--- Begin Material shown ---

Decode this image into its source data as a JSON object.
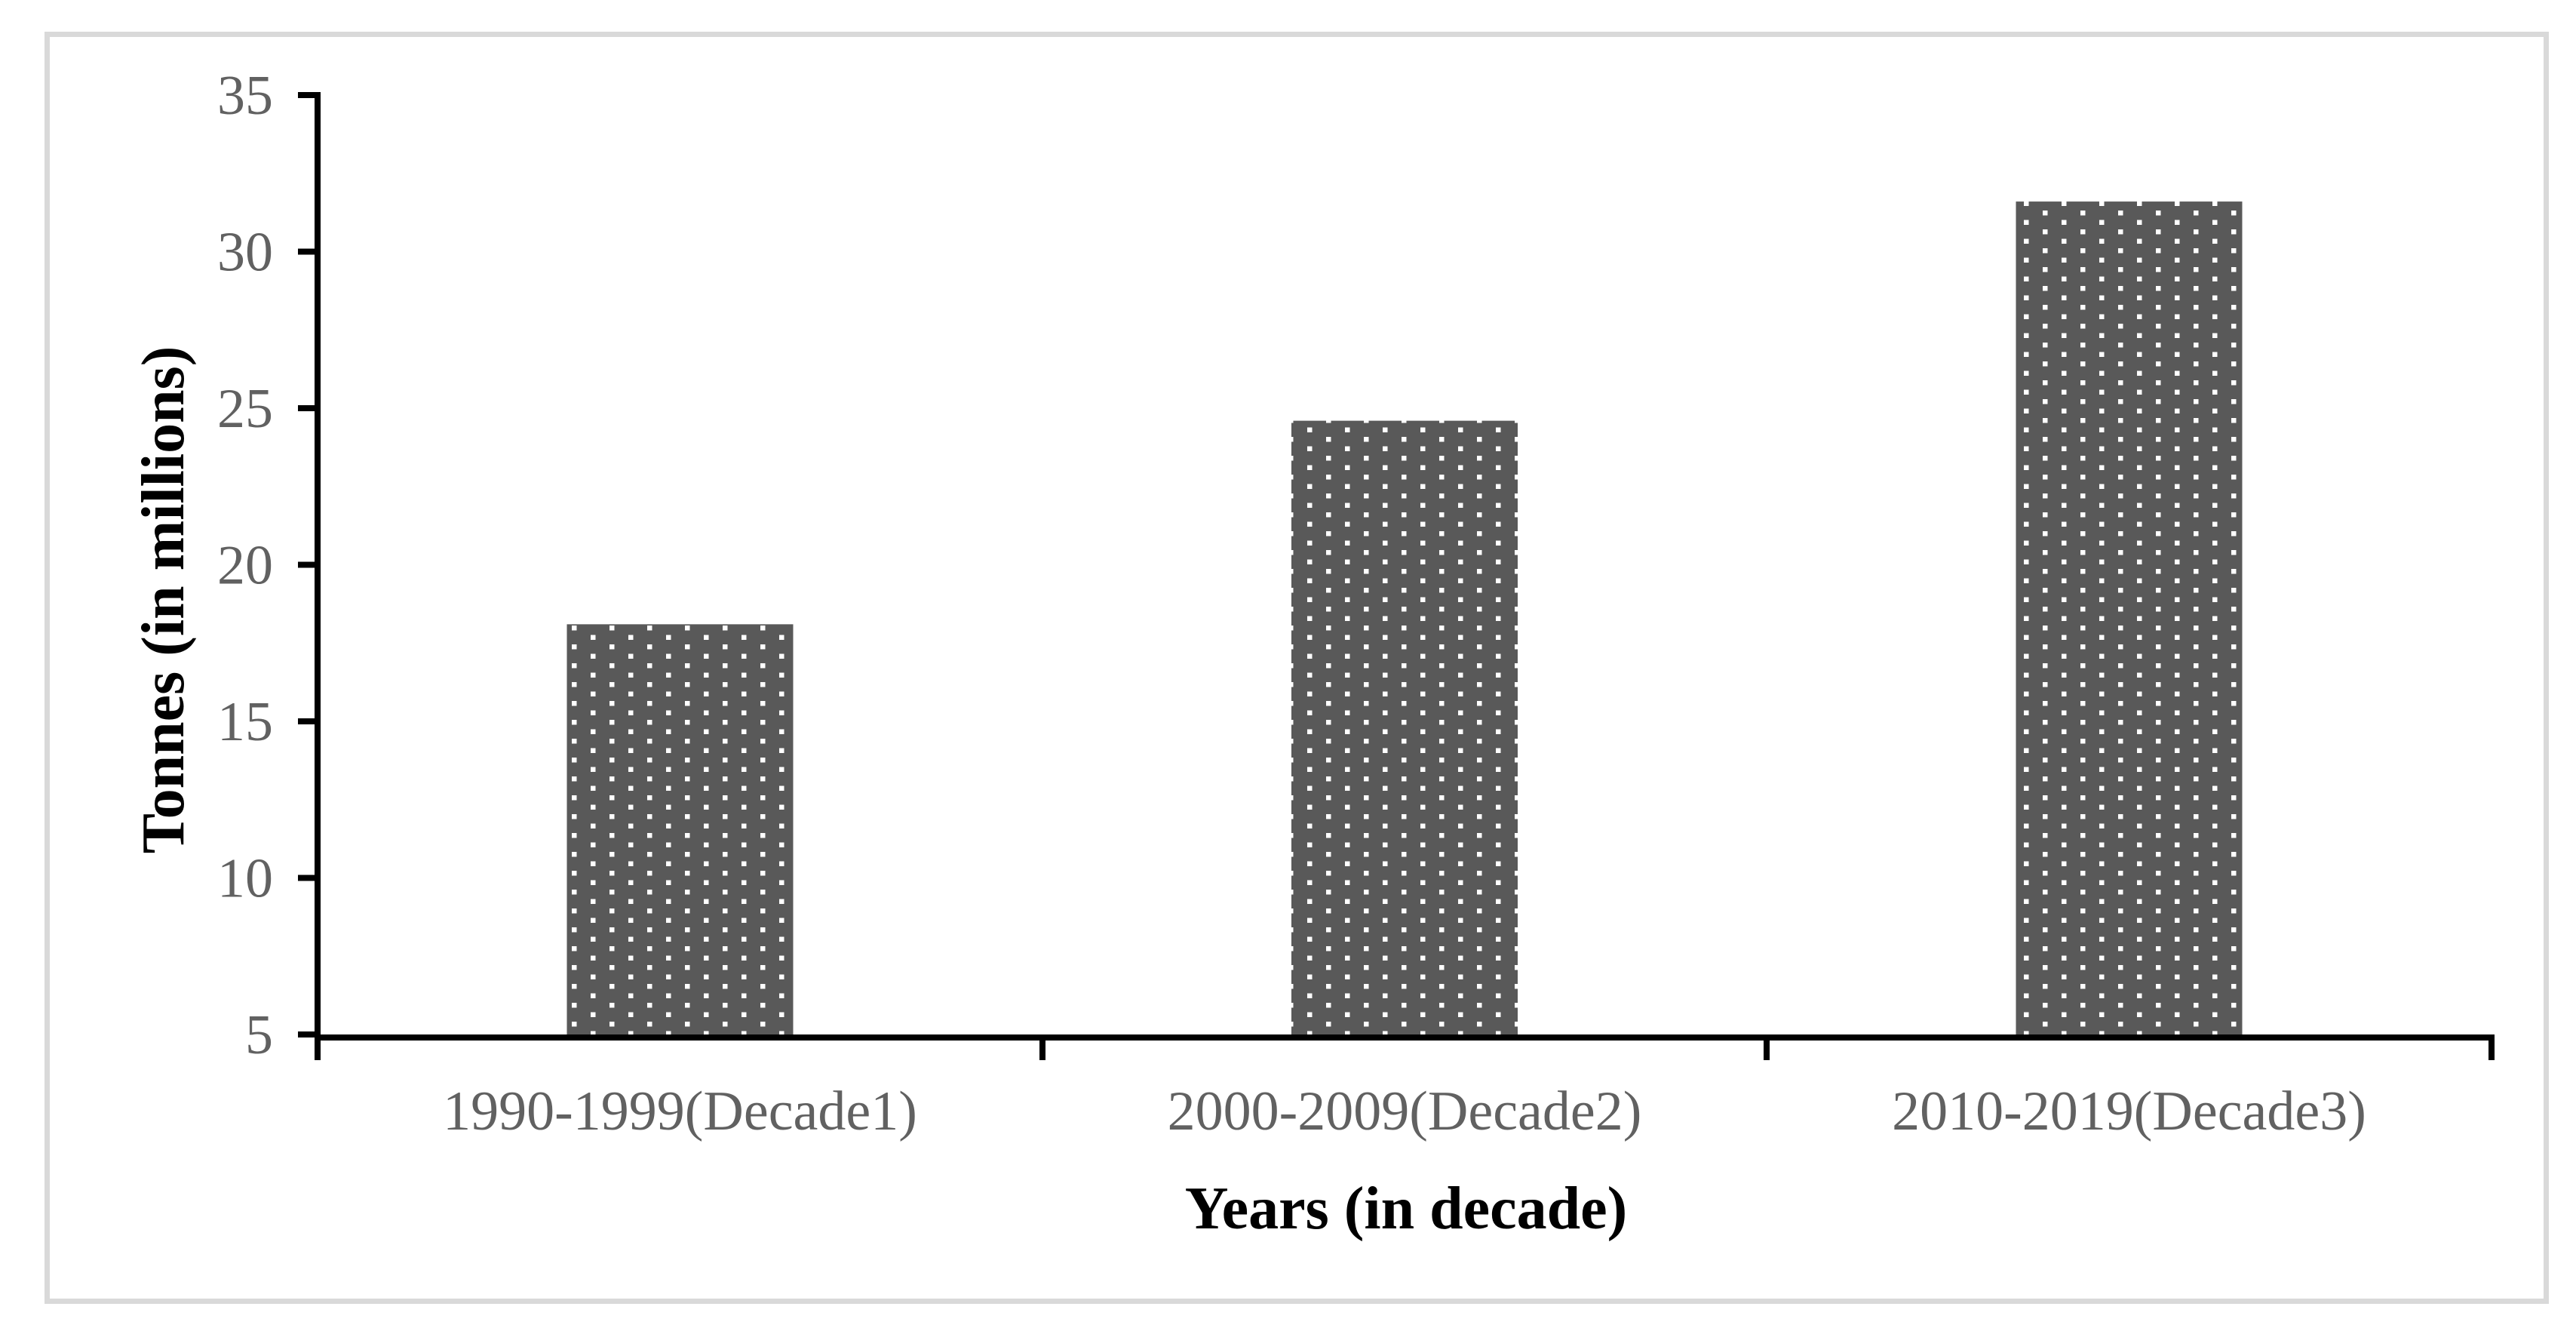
{
  "figure": {
    "background_color": "#ffffff",
    "frame_border_color": "#d9d9d9"
  },
  "chart_data": {
    "type": "bar",
    "title": "",
    "categories": [
      "1990-1999(Decade1)",
      "2000-2009(Decade2)",
      "2010-2019(Decade3)"
    ],
    "values": [
      18.1,
      24.6,
      31.6
    ],
    "xlabel": "Years (in decade)",
    "ylabel": "Tonnes (in millions)",
    "ylim": [
      5,
      35
    ],
    "yticks": [
      5,
      10,
      15,
      20,
      25,
      30,
      35
    ],
    "grid": false,
    "legend": false,
    "bar_fill_color": "#595959",
    "bar_pattern": "white-square-dots",
    "pattern_dot_color": "#ffffff",
    "axis_color": "#000000",
    "tick_label_color": "#616161",
    "title_color": "#000000"
  }
}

--- End Material shown ---

__Goal__. Every line in the data that holds "ffffff" should be copied out.

__Full response__.
    "background_color": "#ffffff",
    "pattern_dot_color": "#ffffff",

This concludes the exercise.